[Written exercise]: Filter the records for lines holding the string "Control".

(Stored data)
= = =

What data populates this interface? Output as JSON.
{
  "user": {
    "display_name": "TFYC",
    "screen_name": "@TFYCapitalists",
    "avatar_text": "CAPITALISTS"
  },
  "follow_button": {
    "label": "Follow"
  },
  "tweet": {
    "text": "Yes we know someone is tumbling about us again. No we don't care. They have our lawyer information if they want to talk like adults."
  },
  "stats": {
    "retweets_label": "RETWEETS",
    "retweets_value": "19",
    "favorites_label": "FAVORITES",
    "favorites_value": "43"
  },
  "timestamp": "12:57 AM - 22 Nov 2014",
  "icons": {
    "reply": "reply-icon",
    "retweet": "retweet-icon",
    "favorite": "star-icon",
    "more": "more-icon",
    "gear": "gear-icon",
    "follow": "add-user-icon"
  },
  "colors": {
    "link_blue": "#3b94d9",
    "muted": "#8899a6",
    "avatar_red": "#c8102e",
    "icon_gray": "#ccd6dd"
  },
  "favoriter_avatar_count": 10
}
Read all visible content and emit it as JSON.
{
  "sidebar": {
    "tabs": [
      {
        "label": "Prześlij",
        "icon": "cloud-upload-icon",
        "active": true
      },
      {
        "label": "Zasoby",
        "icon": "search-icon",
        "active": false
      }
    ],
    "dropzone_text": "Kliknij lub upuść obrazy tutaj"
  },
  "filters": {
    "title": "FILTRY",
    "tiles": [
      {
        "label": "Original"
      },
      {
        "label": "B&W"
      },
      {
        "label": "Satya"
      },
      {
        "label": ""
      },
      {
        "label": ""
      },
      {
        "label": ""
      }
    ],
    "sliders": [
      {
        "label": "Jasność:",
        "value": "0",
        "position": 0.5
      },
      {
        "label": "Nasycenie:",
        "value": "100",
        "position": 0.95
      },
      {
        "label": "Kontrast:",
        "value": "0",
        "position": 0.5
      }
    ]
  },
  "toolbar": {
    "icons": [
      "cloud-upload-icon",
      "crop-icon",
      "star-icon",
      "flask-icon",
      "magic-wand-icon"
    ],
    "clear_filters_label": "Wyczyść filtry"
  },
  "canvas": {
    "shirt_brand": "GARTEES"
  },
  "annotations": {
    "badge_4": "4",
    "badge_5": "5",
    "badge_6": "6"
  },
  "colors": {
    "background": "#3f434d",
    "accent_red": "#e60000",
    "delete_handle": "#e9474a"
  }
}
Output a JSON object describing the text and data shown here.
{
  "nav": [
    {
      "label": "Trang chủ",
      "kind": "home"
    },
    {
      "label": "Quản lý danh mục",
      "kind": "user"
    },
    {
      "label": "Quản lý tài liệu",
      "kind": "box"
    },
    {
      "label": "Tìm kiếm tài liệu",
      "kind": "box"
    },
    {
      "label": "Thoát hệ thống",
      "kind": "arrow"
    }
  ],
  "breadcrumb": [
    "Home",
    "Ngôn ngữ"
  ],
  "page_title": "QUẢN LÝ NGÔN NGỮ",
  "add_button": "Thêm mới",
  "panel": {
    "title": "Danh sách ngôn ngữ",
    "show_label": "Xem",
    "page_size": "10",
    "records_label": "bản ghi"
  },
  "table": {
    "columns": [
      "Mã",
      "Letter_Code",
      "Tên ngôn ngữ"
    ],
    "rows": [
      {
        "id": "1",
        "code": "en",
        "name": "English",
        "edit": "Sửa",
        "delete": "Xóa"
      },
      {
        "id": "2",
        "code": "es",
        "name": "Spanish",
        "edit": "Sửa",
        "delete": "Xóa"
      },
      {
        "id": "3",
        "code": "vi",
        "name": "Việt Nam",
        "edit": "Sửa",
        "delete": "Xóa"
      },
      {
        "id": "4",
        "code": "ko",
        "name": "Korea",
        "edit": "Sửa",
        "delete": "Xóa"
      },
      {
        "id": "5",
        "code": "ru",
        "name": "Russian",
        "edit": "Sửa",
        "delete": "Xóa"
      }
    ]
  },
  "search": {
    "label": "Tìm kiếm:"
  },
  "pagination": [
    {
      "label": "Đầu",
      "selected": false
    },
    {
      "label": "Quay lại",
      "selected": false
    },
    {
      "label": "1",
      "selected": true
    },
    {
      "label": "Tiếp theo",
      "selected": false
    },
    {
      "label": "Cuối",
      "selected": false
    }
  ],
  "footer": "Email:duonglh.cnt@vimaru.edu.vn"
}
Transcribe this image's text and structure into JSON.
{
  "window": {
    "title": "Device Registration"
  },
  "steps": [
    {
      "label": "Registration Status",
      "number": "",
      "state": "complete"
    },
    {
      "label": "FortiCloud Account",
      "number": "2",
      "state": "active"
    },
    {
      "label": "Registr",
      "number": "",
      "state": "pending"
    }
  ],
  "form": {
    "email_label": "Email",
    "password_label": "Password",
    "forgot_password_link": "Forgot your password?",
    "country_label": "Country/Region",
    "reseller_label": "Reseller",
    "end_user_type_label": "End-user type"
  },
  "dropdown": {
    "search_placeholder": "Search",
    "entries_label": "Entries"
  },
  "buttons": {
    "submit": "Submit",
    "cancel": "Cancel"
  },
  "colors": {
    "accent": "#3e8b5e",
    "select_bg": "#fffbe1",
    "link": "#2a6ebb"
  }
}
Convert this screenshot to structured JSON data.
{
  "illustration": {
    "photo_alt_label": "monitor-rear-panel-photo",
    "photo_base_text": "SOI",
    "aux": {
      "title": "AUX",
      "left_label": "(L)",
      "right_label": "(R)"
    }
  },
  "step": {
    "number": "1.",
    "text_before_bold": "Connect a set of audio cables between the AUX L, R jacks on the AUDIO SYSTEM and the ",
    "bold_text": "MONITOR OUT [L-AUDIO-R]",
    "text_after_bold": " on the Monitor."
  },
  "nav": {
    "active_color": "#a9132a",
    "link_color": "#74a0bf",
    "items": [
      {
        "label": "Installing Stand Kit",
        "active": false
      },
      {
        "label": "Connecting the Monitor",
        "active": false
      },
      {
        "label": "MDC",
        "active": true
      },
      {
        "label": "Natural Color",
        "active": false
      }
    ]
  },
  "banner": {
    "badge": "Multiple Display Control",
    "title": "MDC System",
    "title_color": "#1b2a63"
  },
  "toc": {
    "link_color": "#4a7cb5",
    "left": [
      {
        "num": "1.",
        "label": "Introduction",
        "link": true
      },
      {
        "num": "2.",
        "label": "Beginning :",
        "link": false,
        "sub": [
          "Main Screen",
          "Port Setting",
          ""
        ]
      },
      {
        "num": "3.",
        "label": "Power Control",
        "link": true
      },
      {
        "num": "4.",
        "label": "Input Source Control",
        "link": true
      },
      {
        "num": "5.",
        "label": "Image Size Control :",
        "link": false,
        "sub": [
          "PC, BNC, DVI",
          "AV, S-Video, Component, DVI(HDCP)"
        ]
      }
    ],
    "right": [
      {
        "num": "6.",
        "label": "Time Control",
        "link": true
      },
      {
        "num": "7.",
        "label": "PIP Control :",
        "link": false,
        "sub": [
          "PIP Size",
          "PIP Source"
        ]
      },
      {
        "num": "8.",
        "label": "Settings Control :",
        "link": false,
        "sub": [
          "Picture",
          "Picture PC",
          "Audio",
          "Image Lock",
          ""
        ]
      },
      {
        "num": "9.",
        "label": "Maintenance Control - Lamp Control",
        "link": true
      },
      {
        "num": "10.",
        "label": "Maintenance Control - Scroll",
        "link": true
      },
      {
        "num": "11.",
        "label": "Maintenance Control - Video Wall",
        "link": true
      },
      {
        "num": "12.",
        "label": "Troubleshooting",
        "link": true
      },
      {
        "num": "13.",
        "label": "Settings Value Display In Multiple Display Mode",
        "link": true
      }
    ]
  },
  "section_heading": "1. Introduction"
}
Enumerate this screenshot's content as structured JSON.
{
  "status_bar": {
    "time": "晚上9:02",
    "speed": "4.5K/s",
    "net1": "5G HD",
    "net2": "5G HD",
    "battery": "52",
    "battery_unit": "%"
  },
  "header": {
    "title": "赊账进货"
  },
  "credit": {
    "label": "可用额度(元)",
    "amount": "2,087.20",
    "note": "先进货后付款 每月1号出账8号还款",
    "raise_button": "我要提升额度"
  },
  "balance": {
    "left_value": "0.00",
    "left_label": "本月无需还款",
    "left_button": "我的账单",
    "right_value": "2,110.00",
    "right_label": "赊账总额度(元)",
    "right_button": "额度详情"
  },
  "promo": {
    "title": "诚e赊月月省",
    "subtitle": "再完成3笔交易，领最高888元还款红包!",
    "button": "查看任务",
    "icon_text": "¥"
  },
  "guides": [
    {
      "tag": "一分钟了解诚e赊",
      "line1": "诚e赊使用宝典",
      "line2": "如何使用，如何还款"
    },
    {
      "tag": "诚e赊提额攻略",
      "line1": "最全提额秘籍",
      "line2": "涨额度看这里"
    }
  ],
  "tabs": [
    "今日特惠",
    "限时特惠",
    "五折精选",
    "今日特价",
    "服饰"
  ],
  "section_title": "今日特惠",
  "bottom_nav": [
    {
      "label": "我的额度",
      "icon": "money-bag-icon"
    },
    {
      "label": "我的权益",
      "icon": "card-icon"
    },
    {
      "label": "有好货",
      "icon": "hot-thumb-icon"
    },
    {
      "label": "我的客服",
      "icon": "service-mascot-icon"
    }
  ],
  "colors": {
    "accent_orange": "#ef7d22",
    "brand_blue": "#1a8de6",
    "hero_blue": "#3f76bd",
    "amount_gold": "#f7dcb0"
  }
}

= = =

[Full answer]:
    "badge": "Multiple Display Control",
        "label": "Power Control",
        "label": "Input Source Control",
        "label": "Image Size Control :",
        "label": "Time Control",
        "label": "PIP Control :",
        "label": "Settings Control :",
        "label": "Maintenance Control - Lamp Control",
        "label": "Maintenance Control - Scroll",
        "label": "Maintenance Control - Video Wall",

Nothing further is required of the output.